-------- Records for this exercise --------
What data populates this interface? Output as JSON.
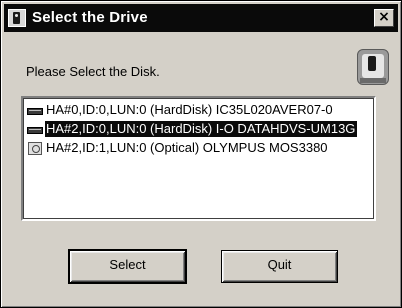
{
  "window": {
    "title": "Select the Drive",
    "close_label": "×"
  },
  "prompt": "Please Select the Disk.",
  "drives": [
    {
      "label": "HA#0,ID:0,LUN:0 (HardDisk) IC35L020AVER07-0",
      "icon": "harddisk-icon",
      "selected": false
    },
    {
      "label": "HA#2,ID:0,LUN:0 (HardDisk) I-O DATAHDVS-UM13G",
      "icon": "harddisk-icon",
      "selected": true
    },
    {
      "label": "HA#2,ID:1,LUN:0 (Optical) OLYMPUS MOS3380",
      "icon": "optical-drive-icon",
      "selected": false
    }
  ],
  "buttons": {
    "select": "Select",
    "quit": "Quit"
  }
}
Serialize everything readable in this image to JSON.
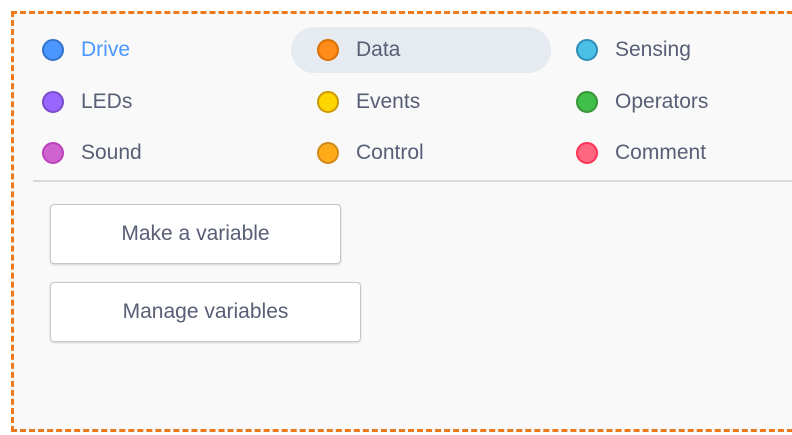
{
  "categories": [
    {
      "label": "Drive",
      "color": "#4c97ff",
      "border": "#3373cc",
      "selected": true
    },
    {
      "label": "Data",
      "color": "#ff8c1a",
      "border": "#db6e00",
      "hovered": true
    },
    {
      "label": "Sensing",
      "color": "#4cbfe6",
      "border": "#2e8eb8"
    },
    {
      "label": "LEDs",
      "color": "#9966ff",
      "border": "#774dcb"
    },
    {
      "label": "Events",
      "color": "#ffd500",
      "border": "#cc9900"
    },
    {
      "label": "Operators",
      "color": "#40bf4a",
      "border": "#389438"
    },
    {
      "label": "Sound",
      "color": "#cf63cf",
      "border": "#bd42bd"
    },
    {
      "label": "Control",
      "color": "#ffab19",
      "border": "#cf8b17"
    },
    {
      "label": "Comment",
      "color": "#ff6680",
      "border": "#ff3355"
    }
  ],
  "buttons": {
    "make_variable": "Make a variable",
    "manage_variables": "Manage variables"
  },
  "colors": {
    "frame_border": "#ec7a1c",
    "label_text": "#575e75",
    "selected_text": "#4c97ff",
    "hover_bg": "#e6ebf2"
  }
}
--------
-------- Records for this exercise --------
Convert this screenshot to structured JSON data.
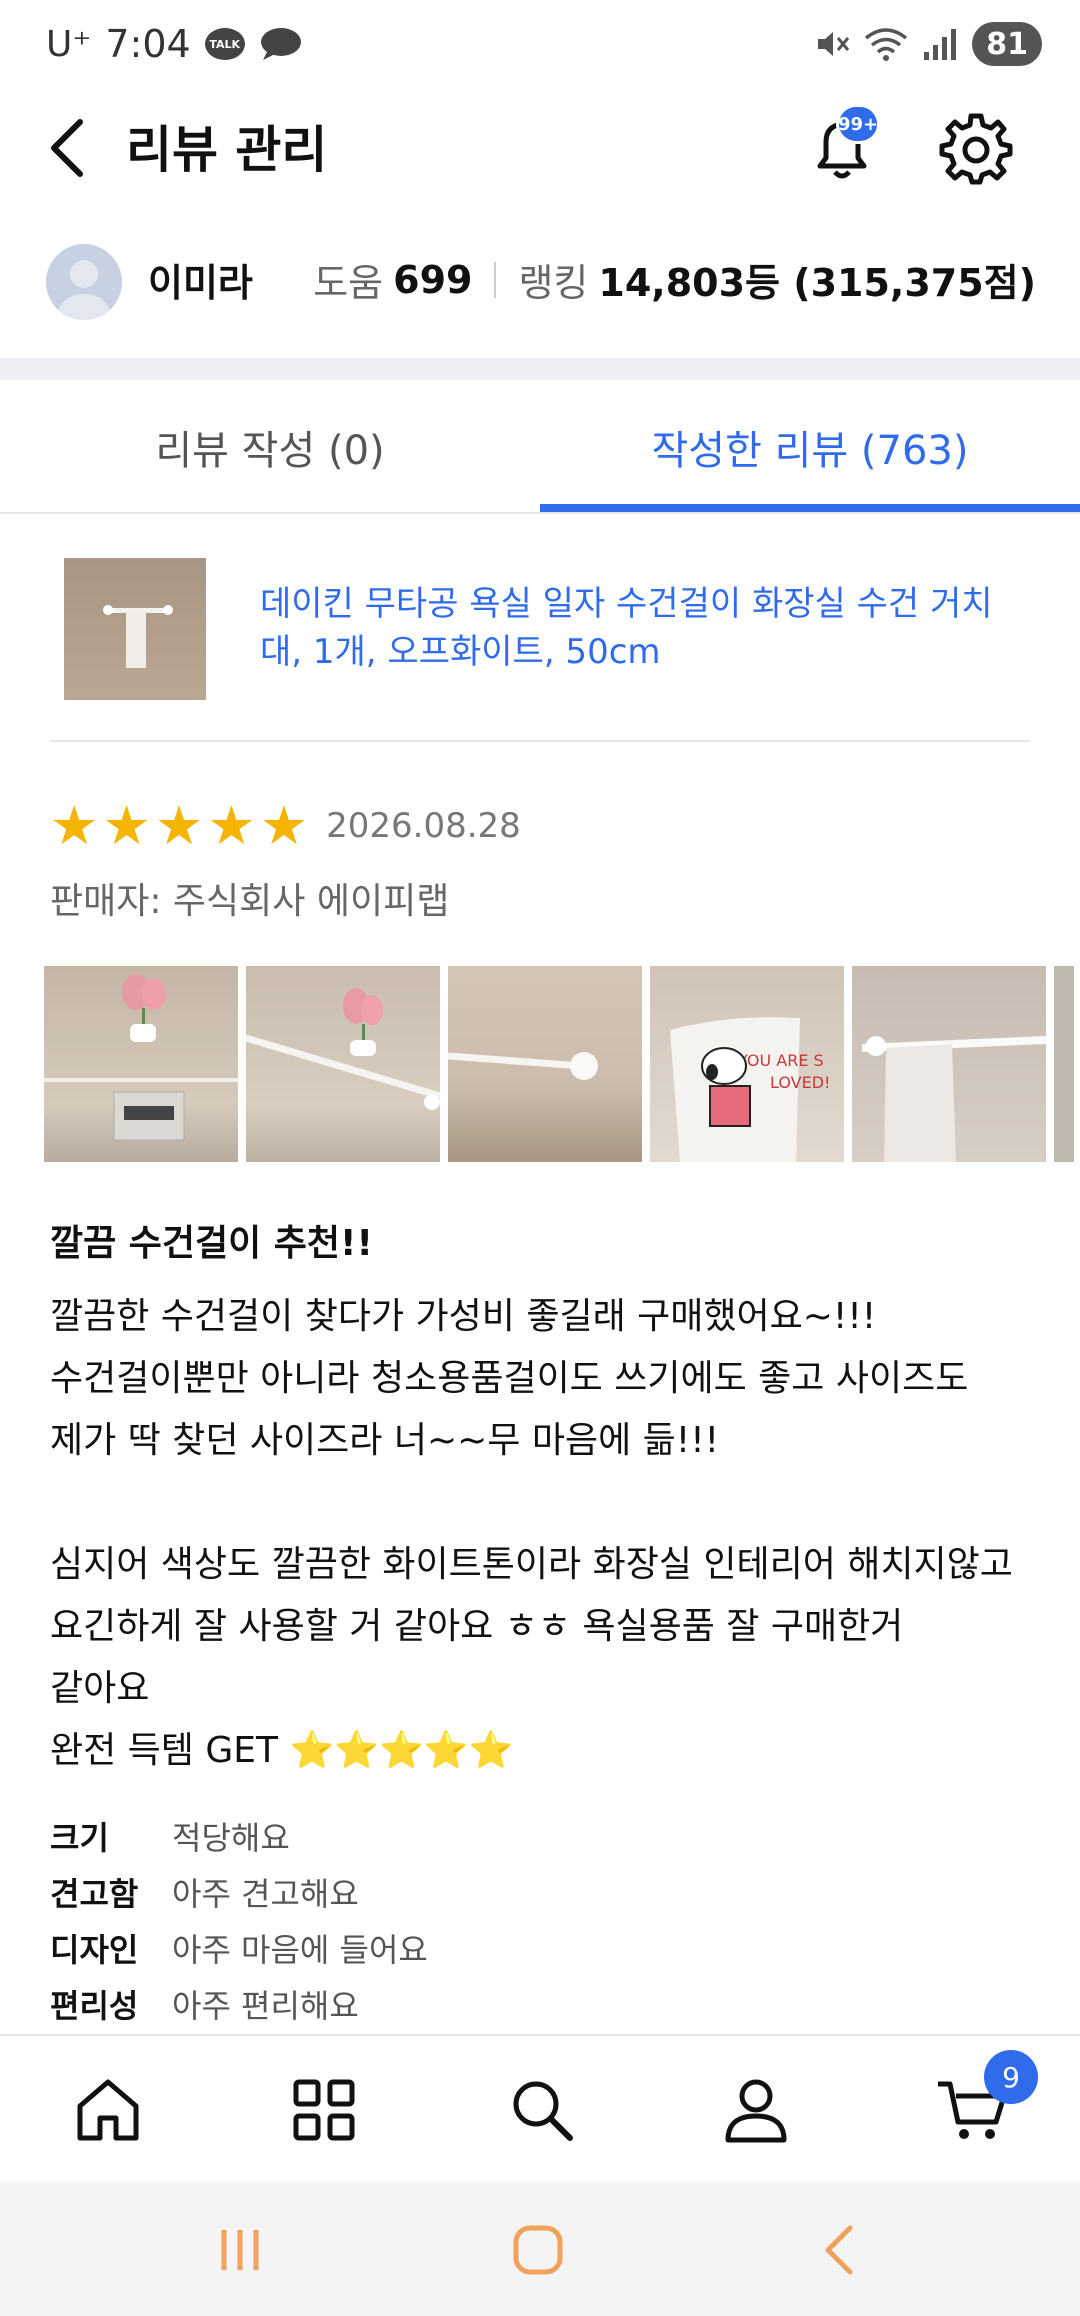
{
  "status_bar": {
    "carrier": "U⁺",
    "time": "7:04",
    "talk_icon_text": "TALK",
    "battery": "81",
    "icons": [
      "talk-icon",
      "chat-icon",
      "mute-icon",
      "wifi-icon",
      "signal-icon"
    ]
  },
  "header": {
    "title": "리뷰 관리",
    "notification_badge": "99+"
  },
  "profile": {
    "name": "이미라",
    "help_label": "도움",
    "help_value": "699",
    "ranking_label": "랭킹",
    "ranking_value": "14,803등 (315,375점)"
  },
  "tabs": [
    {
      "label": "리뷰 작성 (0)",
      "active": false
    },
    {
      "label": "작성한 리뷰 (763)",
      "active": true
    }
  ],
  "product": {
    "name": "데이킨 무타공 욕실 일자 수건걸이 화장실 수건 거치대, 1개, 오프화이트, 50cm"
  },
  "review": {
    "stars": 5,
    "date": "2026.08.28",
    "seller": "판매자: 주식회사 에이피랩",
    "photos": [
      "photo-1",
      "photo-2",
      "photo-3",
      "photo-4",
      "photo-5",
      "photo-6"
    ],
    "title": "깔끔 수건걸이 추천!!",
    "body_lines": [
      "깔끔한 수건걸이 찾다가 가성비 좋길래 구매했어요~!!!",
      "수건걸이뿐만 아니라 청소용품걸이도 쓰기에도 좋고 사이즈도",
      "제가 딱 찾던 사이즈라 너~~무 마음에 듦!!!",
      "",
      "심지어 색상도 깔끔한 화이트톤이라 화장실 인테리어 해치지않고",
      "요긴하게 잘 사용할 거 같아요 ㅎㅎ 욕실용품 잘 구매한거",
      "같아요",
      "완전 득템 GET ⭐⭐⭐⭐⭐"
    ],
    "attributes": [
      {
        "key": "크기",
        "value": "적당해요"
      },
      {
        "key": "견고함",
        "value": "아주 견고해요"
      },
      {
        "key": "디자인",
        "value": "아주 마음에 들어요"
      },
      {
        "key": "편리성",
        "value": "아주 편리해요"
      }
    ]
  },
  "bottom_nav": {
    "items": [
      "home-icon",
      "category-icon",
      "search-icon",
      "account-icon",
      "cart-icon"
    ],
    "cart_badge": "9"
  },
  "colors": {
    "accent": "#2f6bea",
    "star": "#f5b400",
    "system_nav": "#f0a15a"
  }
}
--------
-------- Records for this exercise --------
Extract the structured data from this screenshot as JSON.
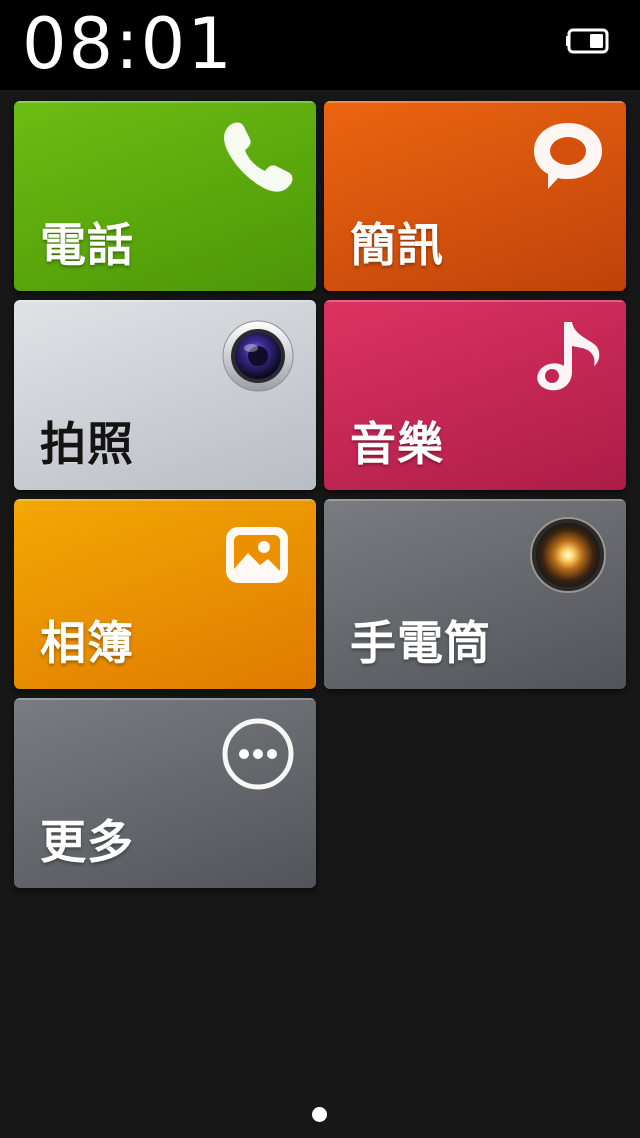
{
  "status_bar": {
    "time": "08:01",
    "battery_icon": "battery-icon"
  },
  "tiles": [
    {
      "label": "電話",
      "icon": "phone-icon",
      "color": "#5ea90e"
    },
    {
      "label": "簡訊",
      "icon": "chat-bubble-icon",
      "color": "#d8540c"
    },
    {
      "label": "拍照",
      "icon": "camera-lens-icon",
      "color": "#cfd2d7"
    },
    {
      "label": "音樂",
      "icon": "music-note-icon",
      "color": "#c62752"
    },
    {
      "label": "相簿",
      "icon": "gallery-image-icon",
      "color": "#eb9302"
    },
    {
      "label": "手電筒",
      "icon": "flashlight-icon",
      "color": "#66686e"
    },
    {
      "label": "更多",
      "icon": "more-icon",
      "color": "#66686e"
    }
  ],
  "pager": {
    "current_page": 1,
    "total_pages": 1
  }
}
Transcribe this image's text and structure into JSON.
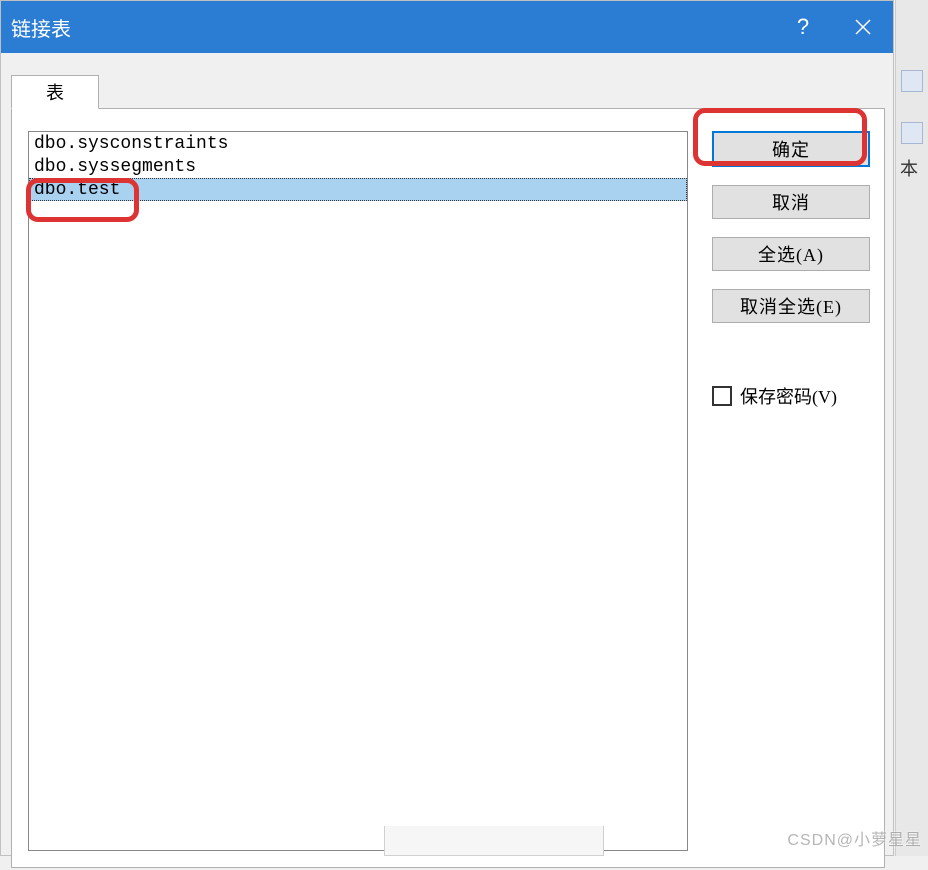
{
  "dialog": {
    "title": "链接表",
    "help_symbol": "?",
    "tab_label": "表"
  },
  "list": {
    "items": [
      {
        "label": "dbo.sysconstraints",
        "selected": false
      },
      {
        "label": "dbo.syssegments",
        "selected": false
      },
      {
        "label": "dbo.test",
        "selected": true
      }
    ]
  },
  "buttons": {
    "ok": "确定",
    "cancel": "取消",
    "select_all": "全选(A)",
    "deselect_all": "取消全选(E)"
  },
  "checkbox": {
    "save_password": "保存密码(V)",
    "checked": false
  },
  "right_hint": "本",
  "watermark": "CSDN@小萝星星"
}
--------
--- To do ---
Count every line above that holds the word "JSON", and state the number and nothing more.

--- Result of this task ---
5